Exactly as they appear, output all of the records. Skip any images.

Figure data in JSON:

====

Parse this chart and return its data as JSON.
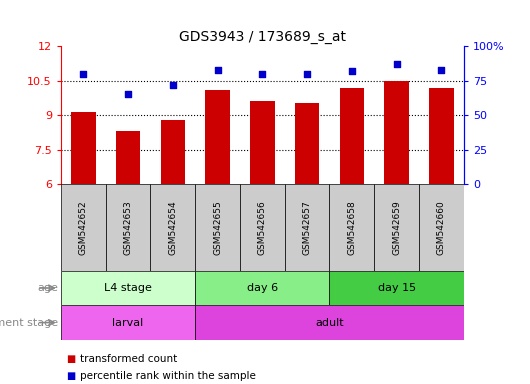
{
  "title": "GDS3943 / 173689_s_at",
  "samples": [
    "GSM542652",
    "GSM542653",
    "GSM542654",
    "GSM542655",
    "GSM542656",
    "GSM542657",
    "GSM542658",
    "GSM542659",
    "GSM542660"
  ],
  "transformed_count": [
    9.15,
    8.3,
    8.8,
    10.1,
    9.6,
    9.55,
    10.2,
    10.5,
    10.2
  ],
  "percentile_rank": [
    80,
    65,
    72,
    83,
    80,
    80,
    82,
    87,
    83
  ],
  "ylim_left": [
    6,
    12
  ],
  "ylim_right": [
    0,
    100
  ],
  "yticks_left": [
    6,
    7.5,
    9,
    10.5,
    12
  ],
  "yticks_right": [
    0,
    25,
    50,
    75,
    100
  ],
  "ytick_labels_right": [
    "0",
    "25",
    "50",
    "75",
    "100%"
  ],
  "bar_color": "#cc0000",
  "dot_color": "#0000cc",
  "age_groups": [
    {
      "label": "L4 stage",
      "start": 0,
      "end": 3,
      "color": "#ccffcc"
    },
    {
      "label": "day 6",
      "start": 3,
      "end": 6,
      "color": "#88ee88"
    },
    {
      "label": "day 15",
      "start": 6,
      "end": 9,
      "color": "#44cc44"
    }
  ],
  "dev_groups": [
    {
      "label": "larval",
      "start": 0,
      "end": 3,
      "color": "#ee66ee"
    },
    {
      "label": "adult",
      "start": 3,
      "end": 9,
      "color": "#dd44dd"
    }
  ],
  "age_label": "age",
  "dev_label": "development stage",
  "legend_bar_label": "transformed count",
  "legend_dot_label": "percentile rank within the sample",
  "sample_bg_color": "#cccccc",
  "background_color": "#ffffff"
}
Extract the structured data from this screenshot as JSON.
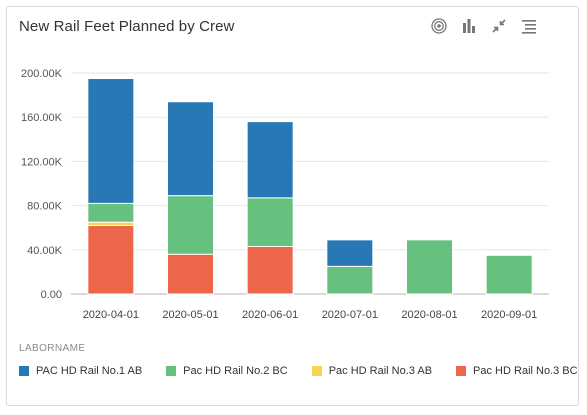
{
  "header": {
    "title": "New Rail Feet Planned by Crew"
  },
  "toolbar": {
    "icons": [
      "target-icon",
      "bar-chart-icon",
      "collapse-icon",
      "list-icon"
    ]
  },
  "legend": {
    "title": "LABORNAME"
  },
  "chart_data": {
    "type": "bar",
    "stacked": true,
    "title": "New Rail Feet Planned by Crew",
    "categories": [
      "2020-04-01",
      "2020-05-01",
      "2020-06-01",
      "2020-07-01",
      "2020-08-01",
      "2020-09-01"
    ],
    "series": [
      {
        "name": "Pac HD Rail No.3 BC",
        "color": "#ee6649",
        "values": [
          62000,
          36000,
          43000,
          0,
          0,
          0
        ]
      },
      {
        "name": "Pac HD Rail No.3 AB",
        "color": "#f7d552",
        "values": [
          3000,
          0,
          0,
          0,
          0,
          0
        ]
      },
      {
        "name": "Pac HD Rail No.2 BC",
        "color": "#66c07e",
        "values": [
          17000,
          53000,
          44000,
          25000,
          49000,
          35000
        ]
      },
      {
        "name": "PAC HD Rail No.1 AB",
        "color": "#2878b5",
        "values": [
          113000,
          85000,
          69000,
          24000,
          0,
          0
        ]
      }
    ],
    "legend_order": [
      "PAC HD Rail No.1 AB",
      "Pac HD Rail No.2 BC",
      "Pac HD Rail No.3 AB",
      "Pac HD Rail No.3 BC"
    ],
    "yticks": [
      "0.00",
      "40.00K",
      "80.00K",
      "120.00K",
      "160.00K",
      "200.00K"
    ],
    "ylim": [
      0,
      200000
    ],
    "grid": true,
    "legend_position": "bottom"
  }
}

====

**ANSWER TO THE PROBLEM**
Parse this chart and return its data as JSON.
{
  "title": "GDS3943 / 173689_s_at",
  "samples": [
    "GSM542652",
    "GSM542653",
    "GSM542654",
    "GSM542655",
    "GSM542656",
    "GSM542657",
    "GSM542658",
    "GSM542659",
    "GSM542660"
  ],
  "transformed_count": [
    9.15,
    8.3,
    8.8,
    10.1,
    9.6,
    9.55,
    10.2,
    10.5,
    10.2
  ],
  "percentile_rank": [
    80,
    65,
    72,
    83,
    80,
    80,
    82,
    87,
    83
  ],
  "ylim_left": [
    6,
    12
  ],
  "ylim_right": [
    0,
    100
  ],
  "yticks_left": [
    6,
    7.5,
    9,
    10.5,
    12
  ],
  "yticks_right": [
    0,
    25,
    50,
    75,
    100
  ],
  "ytick_labels_right": [
    "0",
    "25",
    "50",
    "75",
    "100%"
  ],
  "bar_color": "#cc0000",
  "dot_color": "#0000cc",
  "age_groups": [
    {
      "label": "L4 stage",
      "start": 0,
      "end": 3,
      "color": "#ccffcc"
    },
    {
      "label": "day 6",
      "start": 3,
      "end": 6,
      "color": "#88ee88"
    },
    {
      "label": "day 15",
      "start": 6,
      "end": 9,
      "color": "#44cc44"
    }
  ],
  "dev_groups": [
    {
      "label": "larval",
      "start": 0,
      "end": 3,
      "color": "#ee66ee"
    },
    {
      "label": "adult",
      "start": 3,
      "end": 9,
      "color": "#dd44dd"
    }
  ],
  "age_label": "age",
  "dev_label": "development stage",
  "legend_bar_label": "transformed count",
  "legend_dot_label": "percentile rank within the sample",
  "sample_bg_color": "#cccccc",
  "background_color": "#ffffff"
}
Extract the structured data from this screenshot as JSON.
{
  "header": {
    "title": "New Rail Feet Planned by Crew"
  },
  "toolbar": {
    "icons": [
      "target-icon",
      "bar-chart-icon",
      "collapse-icon",
      "list-icon"
    ]
  },
  "legend": {
    "title": "LABORNAME"
  },
  "chart_data": {
    "type": "bar",
    "stacked": true,
    "title": "New Rail Feet Planned by Crew",
    "categories": [
      "2020-04-01",
      "2020-05-01",
      "2020-06-01",
      "2020-07-01",
      "2020-08-01",
      "2020-09-01"
    ],
    "series": [
      {
        "name": "Pac HD Rail No.3 BC",
        "color": "#ee6649",
        "values": [
          62000,
          36000,
          43000,
          0,
          0,
          0
        ]
      },
      {
        "name": "Pac HD Rail No.3 AB",
        "color": "#f7d552",
        "values": [
          3000,
          0,
          0,
          0,
          0,
          0
        ]
      },
      {
        "name": "Pac HD Rail No.2 BC",
        "color": "#66c07e",
        "values": [
          17000,
          53000,
          44000,
          25000,
          49000,
          35000
        ]
      },
      {
        "name": "PAC HD Rail No.1 AB",
        "color": "#2878b5",
        "values": [
          113000,
          85000,
          69000,
          24000,
          0,
          0
        ]
      }
    ],
    "legend_order": [
      "PAC HD Rail No.1 AB",
      "Pac HD Rail No.2 BC",
      "Pac HD Rail No.3 AB",
      "Pac HD Rail No.3 BC"
    ],
    "yticks": [
      "0.00",
      "40.00K",
      "80.00K",
      "120.00K",
      "160.00K",
      "200.00K"
    ],
    "ylim": [
      0,
      200000
    ],
    "grid": true,
    "legend_position": "bottom"
  }
}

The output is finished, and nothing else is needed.